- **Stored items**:
────────
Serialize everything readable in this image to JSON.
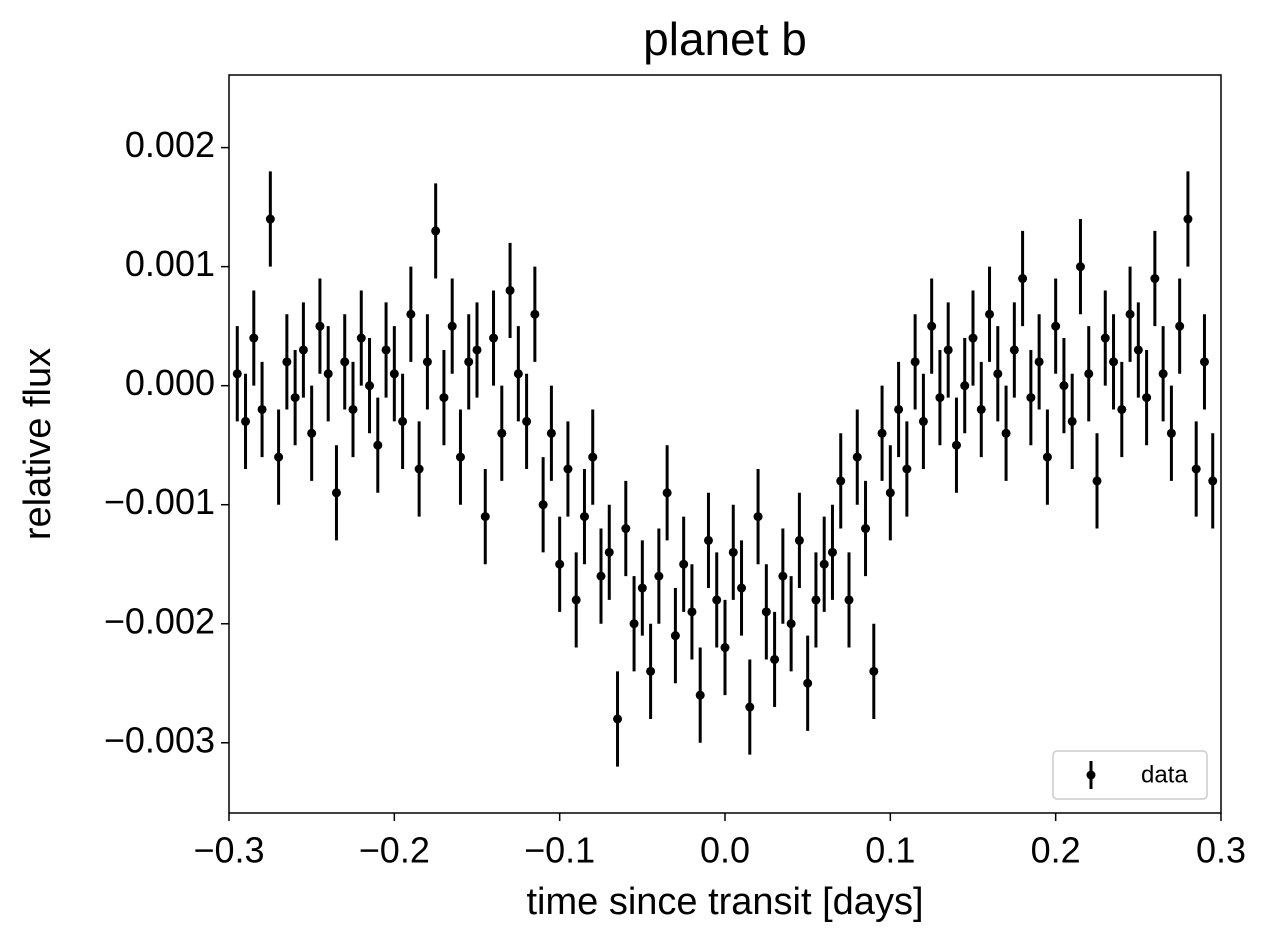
{
  "chart_data": {
    "type": "errorbar-scatter",
    "title": "planet b",
    "x_label": "time since transit [days]",
    "y_label": "relative flux",
    "xlim": [
      -0.3,
      0.3
    ],
    "ylim": [
      -0.00359,
      0.00261
    ],
    "xticks": [
      {
        "value": -0.3,
        "label": "−0.3"
      },
      {
        "value": -0.2,
        "label": "−0.2"
      },
      {
        "value": -0.1,
        "label": "−0.1"
      },
      {
        "value": 0,
        "label": "0.0"
      },
      0.1,
      0.2,
      0.3
    ],
    "yticks": [
      {
        "value": -0.003,
        "label": "−0.003"
      },
      {
        "value": -0.002,
        "label": "−0.002"
      },
      {
        "value": -0.001,
        "label": "−0.001"
      },
      {
        "value": 0,
        "label": "0.000"
      },
      0.001,
      0.002
    ],
    "legend": "lower right",
    "series": [
      {
        "name": "data",
        "color": "#000000",
        "yerr": 0.0004,
        "x": [
          -0.295,
          -0.29,
          -0.285,
          -0.28,
          -0.275,
          -0.27,
          -0.265,
          -0.26,
          -0.255,
          -0.25,
          -0.245,
          -0.24,
          -0.235,
          -0.23,
          -0.225,
          -0.22,
          -0.215,
          -0.21,
          -0.205,
          -0.2,
          -0.195,
          -0.19,
          -0.185,
          -0.18,
          -0.175,
          -0.17,
          -0.165,
          -0.16,
          -0.155,
          -0.15,
          -0.145,
          -0.14,
          -0.135,
          -0.13,
          -0.125,
          -0.12,
          -0.115,
          -0.11,
          -0.105,
          -0.1,
          -0.095,
          -0.09,
          -0.085,
          -0.08,
          -0.075,
          -0.07,
          -0.065,
          -0.06,
          -0.055,
          -0.05,
          -0.045,
          -0.04,
          -0.035,
          -0.03,
          -0.025,
          -0.02,
          -0.015,
          -0.01,
          -0.005,
          0,
          0.005,
          0.01,
          0.015,
          0.02,
          0.025,
          0.03,
          0.035,
          0.04,
          0.045,
          0.05,
          0.055,
          0.06,
          0.065,
          0.07,
          0.075,
          0.08,
          0.085,
          0.09,
          0.095,
          0.1,
          0.105,
          0.11,
          0.115,
          0.12,
          0.125,
          0.13,
          0.135,
          0.14,
          0.145,
          0.15,
          0.155,
          0.16,
          0.165,
          0.17,
          0.175,
          0.18,
          0.185,
          0.19,
          0.195,
          0.2,
          0.205,
          0.21,
          0.215,
          0.22,
          0.225,
          0.23,
          0.235,
          0.24,
          0.245,
          0.25,
          0.255,
          0.26,
          0.265,
          0.27,
          0.275,
          0.28,
          0.285,
          0.29,
          0.295
        ],
        "values": [
          0.0001,
          -0.0003,
          0.0004,
          -0.0002,
          0.0014,
          -0.0006,
          0.0002,
          -0.0001,
          0.0003,
          -0.0004,
          0.0005,
          0.0001,
          -0.0009,
          0.0002,
          -0.0002,
          0.0004,
          0.0,
          -0.0005,
          0.0003,
          0.0001,
          -0.0003,
          0.0006,
          -0.0007,
          0.0002,
          0.0013,
          -0.0001,
          0.0005,
          -0.0006,
          0.0002,
          0.0003,
          -0.0011,
          0.0004,
          -0.0004,
          0.0008,
          0.0001,
          -0.0003,
          0.0006,
          -0.001,
          -0.0004,
          -0.0015,
          -0.0007,
          -0.0018,
          -0.0011,
          -0.0006,
          -0.0016,
          -0.0014,
          -0.0028,
          -0.0012,
          -0.002,
          -0.0017,
          -0.0024,
          -0.0016,
          -0.0009,
          -0.0021,
          -0.0015,
          -0.0019,
          -0.0026,
          -0.0013,
          -0.0018,
          -0.0022,
          -0.0014,
          -0.0017,
          -0.0027,
          -0.0011,
          -0.0019,
          -0.0023,
          -0.0016,
          -0.002,
          -0.0013,
          -0.0025,
          -0.0018,
          -0.0015,
          -0.0014,
          -0.0008,
          -0.0018,
          -0.0006,
          -0.0012,
          -0.0024,
          -0.0004,
          -0.0009,
          -0.0002,
          -0.0007,
          0.0002,
          -0.0003,
          0.0005,
          -0.0001,
          0.0003,
          -0.0005,
          0.0,
          0.0004,
          -0.0002,
          0.0006,
          0.0001,
          -0.0004,
          0.0003,
          0.0009,
          -0.0001,
          0.0002,
          -0.0006,
          0.0005,
          0.0,
          -0.0003,
          0.001,
          0.0001,
          -0.0008,
          0.0004,
          0.0002,
          -0.0002,
          0.0006,
          0.0003,
          -0.0001,
          0.0009,
          0.0001,
          -0.0004,
          0.0005,
          0.0014,
          -0.0007,
          0.0002,
          -0.0008
        ]
      }
    ]
  }
}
────────
- **Exercise**: Quote everything in the listing above exactly; pictures are the only thing to omit.

- **Finished task**:
Serialize everything readable in this image to JSON.
{
  "chart_data": {
    "type": "errorbar-scatter",
    "title": "planet b",
    "x_label": "time since transit [days]",
    "y_label": "relative flux",
    "xlim": [
      -0.3,
      0.3
    ],
    "ylim": [
      -0.00359,
      0.00261
    ],
    "xticks": [
      {
        "value": -0.3,
        "label": "−0.3"
      },
      {
        "value": -0.2,
        "label": "−0.2"
      },
      {
        "value": -0.1,
        "label": "−0.1"
      },
      {
        "value": 0,
        "label": "0.0"
      },
      0.1,
      0.2,
      0.3
    ],
    "yticks": [
      {
        "value": -0.003,
        "label": "−0.003"
      },
      {
        "value": -0.002,
        "label": "−0.002"
      },
      {
        "value": -0.001,
        "label": "−0.001"
      },
      {
        "value": 0,
        "label": "0.000"
      },
      0.001,
      0.002
    ],
    "legend": "lower right",
    "series": [
      {
        "name": "data",
        "color": "#000000",
        "yerr": 0.0004,
        "x": [
          -0.295,
          -0.29,
          -0.285,
          -0.28,
          -0.275,
          -0.27,
          -0.265,
          -0.26,
          -0.255,
          -0.25,
          -0.245,
          -0.24,
          -0.235,
          -0.23,
          -0.225,
          -0.22,
          -0.215,
          -0.21,
          -0.205,
          -0.2,
          -0.195,
          -0.19,
          -0.185,
          -0.18,
          -0.175,
          -0.17,
          -0.165,
          -0.16,
          -0.155,
          -0.15,
          -0.145,
          -0.14,
          -0.135,
          -0.13,
          -0.125,
          -0.12,
          -0.115,
          -0.11,
          -0.105,
          -0.1,
          -0.095,
          -0.09,
          -0.085,
          -0.08,
          -0.075,
          -0.07,
          -0.065,
          -0.06,
          -0.055,
          -0.05,
          -0.045,
          -0.04,
          -0.035,
          -0.03,
          -0.025,
          -0.02,
          -0.015,
          -0.01,
          -0.005,
          0,
          0.005,
          0.01,
          0.015,
          0.02,
          0.025,
          0.03,
          0.035,
          0.04,
          0.045,
          0.05,
          0.055,
          0.06,
          0.065,
          0.07,
          0.075,
          0.08,
          0.085,
          0.09,
          0.095,
          0.1,
          0.105,
          0.11,
          0.115,
          0.12,
          0.125,
          0.13,
          0.135,
          0.14,
          0.145,
          0.15,
          0.155,
          0.16,
          0.165,
          0.17,
          0.175,
          0.18,
          0.185,
          0.19,
          0.195,
          0.2,
          0.205,
          0.21,
          0.215,
          0.22,
          0.225,
          0.23,
          0.235,
          0.24,
          0.245,
          0.25,
          0.255,
          0.26,
          0.265,
          0.27,
          0.275,
          0.28,
          0.285,
          0.29,
          0.295
        ],
        "values": [
          0.0001,
          -0.0003,
          0.0004,
          -0.0002,
          0.0014,
          -0.0006,
          0.0002,
          -0.0001,
          0.0003,
          -0.0004,
          0.0005,
          0.0001,
          -0.0009,
          0.0002,
          -0.0002,
          0.0004,
          0.0,
          -0.0005,
          0.0003,
          0.0001,
          -0.0003,
          0.0006,
          -0.0007,
          0.0002,
          0.0013,
          -0.0001,
          0.0005,
          -0.0006,
          0.0002,
          0.0003,
          -0.0011,
          0.0004,
          -0.0004,
          0.0008,
          0.0001,
          -0.0003,
          0.0006,
          -0.001,
          -0.0004,
          -0.0015,
          -0.0007,
          -0.0018,
          -0.0011,
          -0.0006,
          -0.0016,
          -0.0014,
          -0.0028,
          -0.0012,
          -0.002,
          -0.0017,
          -0.0024,
          -0.0016,
          -0.0009,
          -0.0021,
          -0.0015,
          -0.0019,
          -0.0026,
          -0.0013,
          -0.0018,
          -0.0022,
          -0.0014,
          -0.0017,
          -0.0027,
          -0.0011,
          -0.0019,
          -0.0023,
          -0.0016,
          -0.002,
          -0.0013,
          -0.0025,
          -0.0018,
          -0.0015,
          -0.0014,
          -0.0008,
          -0.0018,
          -0.0006,
          -0.0012,
          -0.0024,
          -0.0004,
          -0.0009,
          -0.0002,
          -0.0007,
          0.0002,
          -0.0003,
          0.0005,
          -0.0001,
          0.0003,
          -0.0005,
          0.0,
          0.0004,
          -0.0002,
          0.0006,
          0.0001,
          -0.0004,
          0.0003,
          0.0009,
          -0.0001,
          0.0002,
          -0.0006,
          0.0005,
          0.0,
          -0.0003,
          0.001,
          0.0001,
          -0.0008,
          0.0004,
          0.0002,
          -0.0002,
          0.0006,
          0.0003,
          -0.0001,
          0.0009,
          0.0001,
          -0.0004,
          0.0005,
          0.0014,
          -0.0007,
          0.0002,
          -0.0008
        ]
      }
    ]
  }
}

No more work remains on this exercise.